• [Data entries for graphics]
------------------------------------------------

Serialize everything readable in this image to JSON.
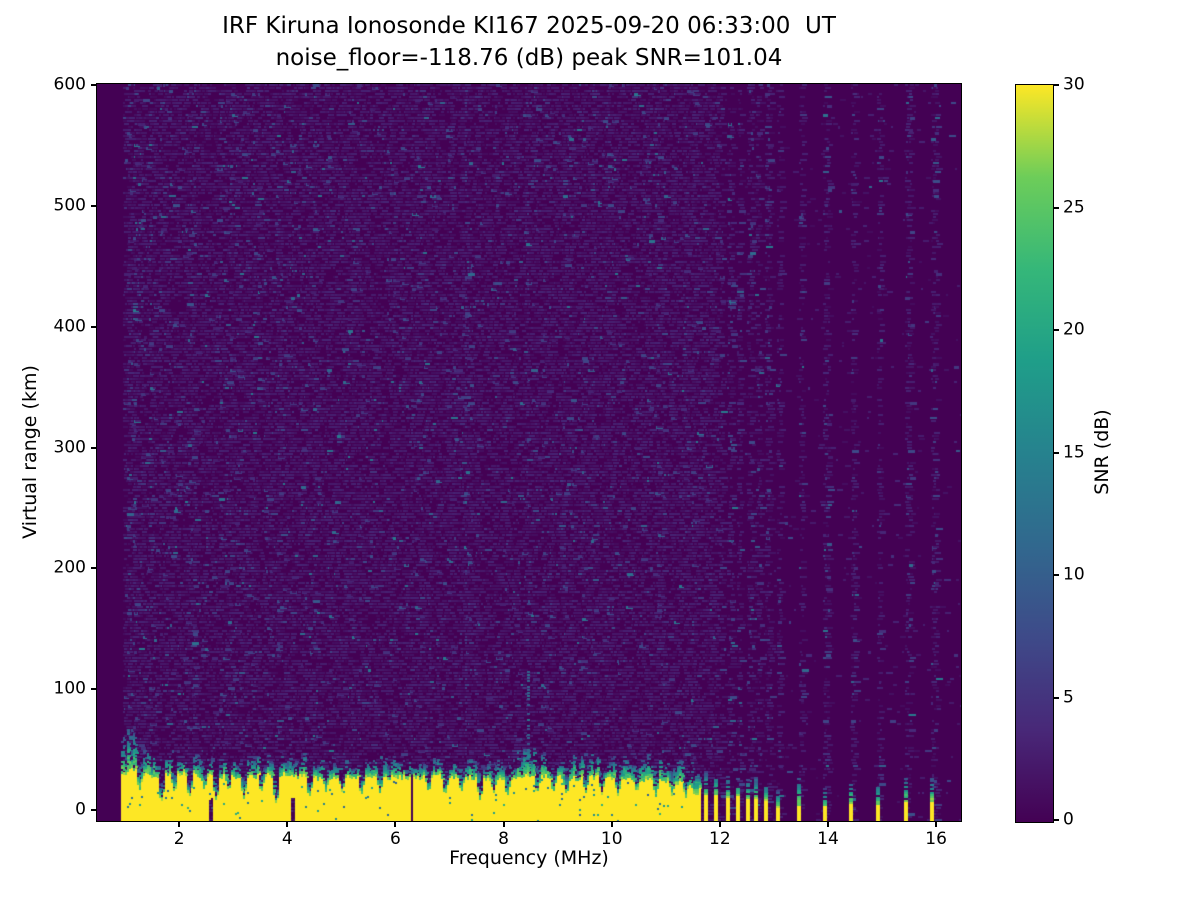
{
  "chart_data": {
    "type": "heatmap",
    "title": "IRF Kiruna Ionosonde KI167 2025-09-20 06:33:00  UT",
    "subtitle": "noise_floor=-118.76 (dB) peak SNR=101.04",
    "station": "KI167",
    "timestamp_ut": "2025-09-20 06:33:00",
    "noise_floor_db": -118.76,
    "peak_snr_db": 101.04,
    "xlabel": "Frequency (MHz)",
    "ylabel": "Virtual range (km)",
    "xlim": [
      0.48,
      16.46
    ],
    "ylim": [
      -9,
      601
    ],
    "xticks": [
      2,
      4,
      6,
      8,
      10,
      12,
      14,
      16
    ],
    "yticks": [
      0,
      100,
      200,
      300,
      400,
      500,
      600
    ],
    "grid": false,
    "colorbar": {
      "label": "SNR (dB)",
      "ticks": [
        0,
        5,
        10,
        15,
        20,
        25,
        30
      ],
      "vmin": 0,
      "vmax": 30,
      "colormap": "viridis"
    },
    "colors": {
      "background": "#ffffff",
      "frame": "#000000",
      "cmap_min": "#440154",
      "cmap_max": "#fde725",
      "viridis_stops": [
        "#440154",
        "#482878",
        "#3e4a89",
        "#31688e",
        "#26828e",
        "#1f9e89",
        "#35b779",
        "#6dcd59",
        "#fde725"
      ]
    },
    "content": {
      "seed": 167,
      "no_data_below_mhz": 0.94,
      "ground_echo_band": {
        "f_start": 0.94,
        "f_end": 11.62,
        "profile_freqs": [
          0.95,
          1.1,
          1.3,
          1.6,
          2.0,
          2.4,
          2.8,
          3.2,
          3.6,
          4.0,
          4.4,
          4.8,
          5.2,
          5.6,
          6.0,
          6.4,
          6.8,
          7.2,
          7.6,
          8.0,
          8.4,
          8.8,
          9.2,
          9.6,
          10.0,
          10.4,
          10.8,
          11.2,
          11.62
        ],
        "profile_top_km": [
          29,
          33,
          30,
          28,
          30,
          27,
          28,
          27,
          28,
          29,
          26,
          27,
          27,
          26,
          27,
          26,
          27,
          27,
          25,
          26,
          29,
          27,
          26,
          26,
          27,
          25,
          24,
          22,
          18
        ],
        "teal_profile_freqs": [
          0.95,
          1.05,
          1.3,
          1.8,
          2.5,
          3.5,
          5.0,
          6.5,
          8.0,
          8.45,
          9.0,
          10.0,
          10.7,
          11.3,
          11.62
        ],
        "teal_extra_km": [
          24,
          30,
          22,
          14,
          13,
          13,
          12,
          12,
          13,
          20,
          13,
          14,
          17,
          14,
          10
        ],
        "dips": [
          {
            "f": 1.25,
            "top_km": 15
          },
          {
            "f": 1.65,
            "top_km": 5
          },
          {
            "f": 1.9,
            "top_km": 13
          },
          {
            "f": 2.17,
            "top_km": 9
          },
          {
            "f": 2.45,
            "top_km": 15
          },
          {
            "f": 2.67,
            "top_km": 7
          },
          {
            "f": 2.9,
            "top_km": 14
          },
          {
            "f": 3.18,
            "top_km": 9
          },
          {
            "f": 3.5,
            "top_km": 13
          },
          {
            "f": 3.78,
            "top_km": 4
          },
          {
            "f": 4.39,
            "top_km": 9
          },
          {
            "f": 4.7,
            "top_km": 14
          },
          {
            "f": 5.0,
            "top_km": 13
          },
          {
            "f": 5.35,
            "top_km": 11
          },
          {
            "f": 5.7,
            "top_km": 13
          },
          {
            "f": 6.6,
            "top_km": 13
          },
          {
            "f": 6.9,
            "top_km": 11
          },
          {
            "f": 7.2,
            "top_km": 13
          },
          {
            "f": 7.55,
            "top_km": 7
          },
          {
            "f": 7.8,
            "top_km": 13
          },
          {
            "f": 8.05,
            "top_km": 10
          },
          {
            "f": 8.6,
            "top_km": 12
          },
          {
            "f": 8.9,
            "top_km": 13
          },
          {
            "f": 9.15,
            "top_km": 11
          },
          {
            "f": 9.5,
            "top_km": 13
          },
          {
            "f": 9.8,
            "top_km": 12
          },
          {
            "f": 10.1,
            "top_km": 11
          },
          {
            "f": 10.45,
            "top_km": 13
          },
          {
            "f": 10.8,
            "top_km": 10
          },
          {
            "f": 11.1,
            "top_km": 11
          },
          {
            "f": 11.35,
            "top_km": 9
          },
          {
            "f": 11.5,
            "top_km": 12
          }
        ],
        "cuts": [
          {
            "f": 6.28,
            "type": "full"
          },
          {
            "f": 4.09,
            "type": "half"
          },
          {
            "f": 2.57,
            "type": "half"
          }
        ]
      },
      "stripes": [
        {
          "f": 11.59,
          "yellow_top_km": 13,
          "teal_top_km": 30
        },
        {
          "f": 11.76,
          "yellow_top_km": 12,
          "teal_top_km": 32
        },
        {
          "f": 11.94,
          "yellow_top_km": 12,
          "teal_top_km": 30
        },
        {
          "f": 12.16,
          "yellow_top_km": 10,
          "teal_top_km": 28
        },
        {
          "f": 12.34,
          "yellow_top_km": 11,
          "teal_top_km": 26
        },
        {
          "f": 12.53,
          "yellow_top_km": 9,
          "teal_top_km": 25
        },
        {
          "f": 12.68,
          "yellow_top_km": 10,
          "teal_top_km": 27
        },
        {
          "f": 12.87,
          "yellow_top_km": 8,
          "teal_top_km": 22
        },
        {
          "f": 13.08,
          "yellow_top_km": 2,
          "teal_top_km": 16
        },
        {
          "f": 13.48,
          "yellow_top_km": 4,
          "teal_top_km": 28
        },
        {
          "f": 13.95,
          "yellow_top_km": 3,
          "teal_top_km": 18
        },
        {
          "f": 14.44,
          "yellow_top_km": 5,
          "teal_top_km": 26
        },
        {
          "f": 14.93,
          "yellow_top_km": 4,
          "teal_top_km": 22
        },
        {
          "f": 15.46,
          "yellow_top_km": 6,
          "teal_top_km": 28
        },
        {
          "f": 15.94,
          "yellow_top_km": 7,
          "teal_top_km": 26
        }
      ],
      "artifact_columns": [
        {
          "f": 7.3,
          "km_range": [
            -5,
            598
          ],
          "density": 0.22,
          "v_min": 3,
          "v_max": 7,
          "width": 2
        },
        {
          "f": 8.45,
          "km_range": [
            25,
            115
          ],
          "density": 0.8,
          "v_min": 8,
          "v_max": 14,
          "width": 3
        },
        {
          "f": 8.45,
          "km_range": [
            115,
            598
          ],
          "density": 0.15,
          "v_min": 3,
          "v_max": 6,
          "width": 2
        },
        {
          "f": 6.3,
          "km_range": [
            35,
            598
          ],
          "density": 0.1,
          "v_min": 3,
          "v_max": 6,
          "width": 2
        }
      ],
      "noise": {
        "low_band_max_mhz": 2.3,
        "faint_density": 0.45,
        "faint_density_right": 0.015,
        "density_low": 0.09,
        "density_midleft": 0.06,
        "density_mid": 0.045,
        "density_right": 0.002,
        "density_column": 0.08,
        "right_region_start_mhz": 12.05
      }
    }
  }
}
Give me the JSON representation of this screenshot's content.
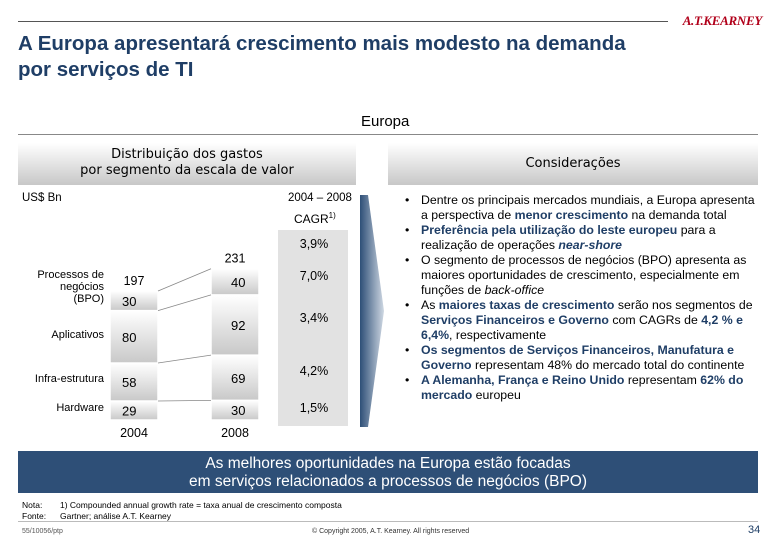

------------------------------------------------

• [WHAT YOU SHOULD DO] An exact transcription of all the entries is required, without the pictures.

• [FINISHED ANSWER]
Serialize everything readable in this image to JSON.
{
  "chart_data": {
    "type": "heatmap",
    "title": "IRF Kiruna Ionosonde KI167 2025-09-20 06:33:00  UT",
    "subtitle": "noise_floor=-118.76 (dB) peak SNR=101.04",
    "station": "KI167",
    "timestamp_ut": "2025-09-20 06:33:00",
    "noise_floor_db": -118.76,
    "peak_snr_db": 101.04,
    "xlabel": "Frequency (MHz)",
    "ylabel": "Virtual range (km)",
    "xlim": [
      0.48,
      16.46
    ],
    "ylim": [
      -9,
      601
    ],
    "xticks": [
      2,
      4,
      6,
      8,
      10,
      12,
      14,
      16
    ],
    "yticks": [
      0,
      100,
      200,
      300,
      400,
      500,
      600
    ],
    "grid": false,
    "colorbar": {
      "label": "SNR (dB)",
      "ticks": [
        0,
        5,
        10,
        15,
        20,
        25,
        30
      ],
      "vmin": 0,
      "vmax": 30,
      "colormap": "viridis"
    },
    "colors": {
      "background": "#ffffff",
      "frame": "#000000",
      "cmap_min": "#440154",
      "cmap_max": "#fde725",
      "viridis_stops": [
        "#440154",
        "#482878",
        "#3e4a89",
        "#31688e",
        "#26828e",
        "#1f9e89",
        "#35b779",
        "#6dcd59",
        "#fde725"
      ]
    },
    "content": {
      "seed": 167,
      "no_data_below_mhz": 0.94,
      "ground_echo_band": {
        "f_start": 0.94,
        "f_end": 11.62,
        "profile_freqs": [
          0.95,
          1.1,
          1.3,
          1.6,
          2.0,
          2.4,
          2.8,
          3.2,
          3.6,
          4.0,
          4.4,
          4.8,
          5.2,
          5.6,
          6.0,
          6.4,
          6.8,
          7.2,
          7.6,
          8.0,
          8.4,
          8.8,
          9.2,
          9.6,
          10.0,
          10.4,
          10.8,
          11.2,
          11.62
        ],
        "profile_top_km": [
          29,
          33,
          30,
          28,
          30,
          27,
          28,
          27,
          28,
          29,
          26,
          27,
          27,
          26,
          27,
          26,
          27,
          27,
          25,
          26,
          29,
          27,
          26,
          26,
          27,
          25,
          24,
          22,
          18
        ],
        "teal_profile_freqs": [
          0.95,
          1.05,
          1.3,
          1.8,
          2.5,
          3.5,
          5.0,
          6.5,
          8.0,
          8.45,
          9.0,
          10.0,
          10.7,
          11.3,
          11.62
        ],
        "teal_extra_km": [
          24,
          30,
          22,
          14,
          13,
          13,
          12,
          12,
          13,
          20,
          13,
          14,
          17,
          14,
          10
        ],
        "dips": [
          {
            "f": 1.25,
            "top_km": 15
          },
          {
            "f": 1.65,
            "top_km": 5
          },
          {
            "f": 1.9,
            "top_km": 13
          },
          {
            "f": 2.17,
            "top_km": 9
          },
          {
            "f": 2.45,
            "top_km": 15
          },
          {
            "f": 2.67,
            "top_km": 7
          },
          {
            "f": 2.9,
            "top_km": 14
          },
          {
            "f": 3.18,
            "top_km": 9
          },
          {
            "f": 3.5,
            "top_km": 13
          },
          {
            "f": 3.78,
            "top_km": 4
          },
          {
            "f": 4.39,
            "top_km": 9
          },
          {
            "f": 4.7,
            "top_km": 14
          },
          {
            "f": 5.0,
            "top_km": 13
          },
          {
            "f": 5.35,
            "top_km": 11
          },
          {
            "f": 5.7,
            "top_km": 13
          },
          {
            "f": 6.6,
            "top_km": 13
          },
          {
            "f": 6.9,
            "top_km": 11
          },
          {
            "f": 7.2,
            "top_km": 13
          },
          {
            "f": 7.55,
            "top_km": 7
          },
          {
            "f": 7.8,
            "top_km": 13
          },
          {
            "f": 8.05,
            "top_km": 10
          },
          {
            "f": 8.6,
            "top_km": 12
          },
          {
            "f": 8.9,
            "top_km": 13
          },
          {
            "f": 9.15,
            "top_km": 11
          },
          {
            "f": 9.5,
            "top_km": 13
          },
          {
            "f": 9.8,
            "top_km": 12
          },
          {
            "f": 10.1,
            "top_km": 11
          },
          {
            "f": 10.45,
            "top_km": 13
          },
          {
            "f": 10.8,
            "top_km": 10
          },
          {
            "f": 11.1,
            "top_km": 11
          },
          {
            "f": 11.35,
            "top_km": 9
          },
          {
            "f": 11.5,
            "top_km": 12
          }
        ],
        "cuts": [
          {
            "f": 6.28,
            "type": "full"
          },
          {
            "f": 4.09,
            "type": "half"
          },
          {
            "f": 2.57,
            "type": "half"
          }
        ]
      },
      "stripes": [
        {
          "f": 11.59,
          "yellow_top_km": 13,
          "teal_top_km": 30
        },
        {
          "f": 11.76,
          "yellow_top_km": 12,
          "teal_top_km": 32
        },
        {
          "f": 11.94,
          "yellow_top_km": 12,
          "teal_top_km": 30
        },
        {
          "f": 12.16,
          "yellow_top_km": 10,
          "teal_top_km": 28
        },
        {
          "f": 12.34,
          "yellow_top_km": 11,
          "teal_top_km": 26
        },
        {
          "f": 12.53,
          "yellow_top_km": 9,
          "teal_top_km": 25
        },
        {
          "f": 12.68,
          "yellow_top_km": 10,
          "teal_top_km": 27
        },
        {
          "f": 12.87,
          "yellow_top_km": 8,
          "teal_top_km": 22
        },
        {
          "f": 13.08,
          "yellow_top_km": 2,
          "teal_top_km": 16
        },
        {
          "f": 13.48,
          "yellow_top_km": 4,
          "teal_top_km": 28
        },
        {
          "f": 13.95,
          "yellow_top_km": 3,
          "teal_top_km": 18
        },
        {
          "f": 14.44,
          "yellow_top_km": 5,
          "teal_top_km": 26
        },
        {
          "f": 14.93,
          "yellow_top_km": 4,
          "teal_top_km": 22
        },
        {
          "f": 15.46,
          "yellow_top_km": 6,
          "teal_top_km": 28
        },
        {
          "f": 15.94,
          "yellow_top_km": 7,
          "teal_top_km": 26
        }
      ],
      "artifact_columns": [
        {
          "f": 7.3,
          "km_range": [
            -5,
            598
          ],
          "density": 0.22,
          "v_min": 3,
          "v_max": 7,
          "width": 2
        },
        {
          "f": 8.45,
          "km_range": [
            25,
            115
          ],
          "density": 0.8,
          "v_min": 8,
          "v_max": 14,
          "width": 3
        },
        {
          "f": 8.45,
          "km_range": [
            115,
            598
          ],
          "density": 0.15,
          "v_min": 3,
          "v_max": 6,
          "width": 2
        },
        {
          "f": 6.3,
          "km_range": [
            35,
            598
          ],
          "density": 0.1,
          "v_min": 3,
          "v_max": 6,
          "width": 2
        }
      ],
      "noise": {
        "low_band_max_mhz": 2.3,
        "faint_density": 0.45,
        "faint_density_right": 0.015,
        "density_low": 0.09,
        "density_midleft": 0.06,
        "density_mid": 0.045,
        "density_right": 0.002,
        "density_column": 0.08,
        "right_region_start_mhz": 12.05
      }
    }
  }
}
Give me the JSON representation of this screenshot's content.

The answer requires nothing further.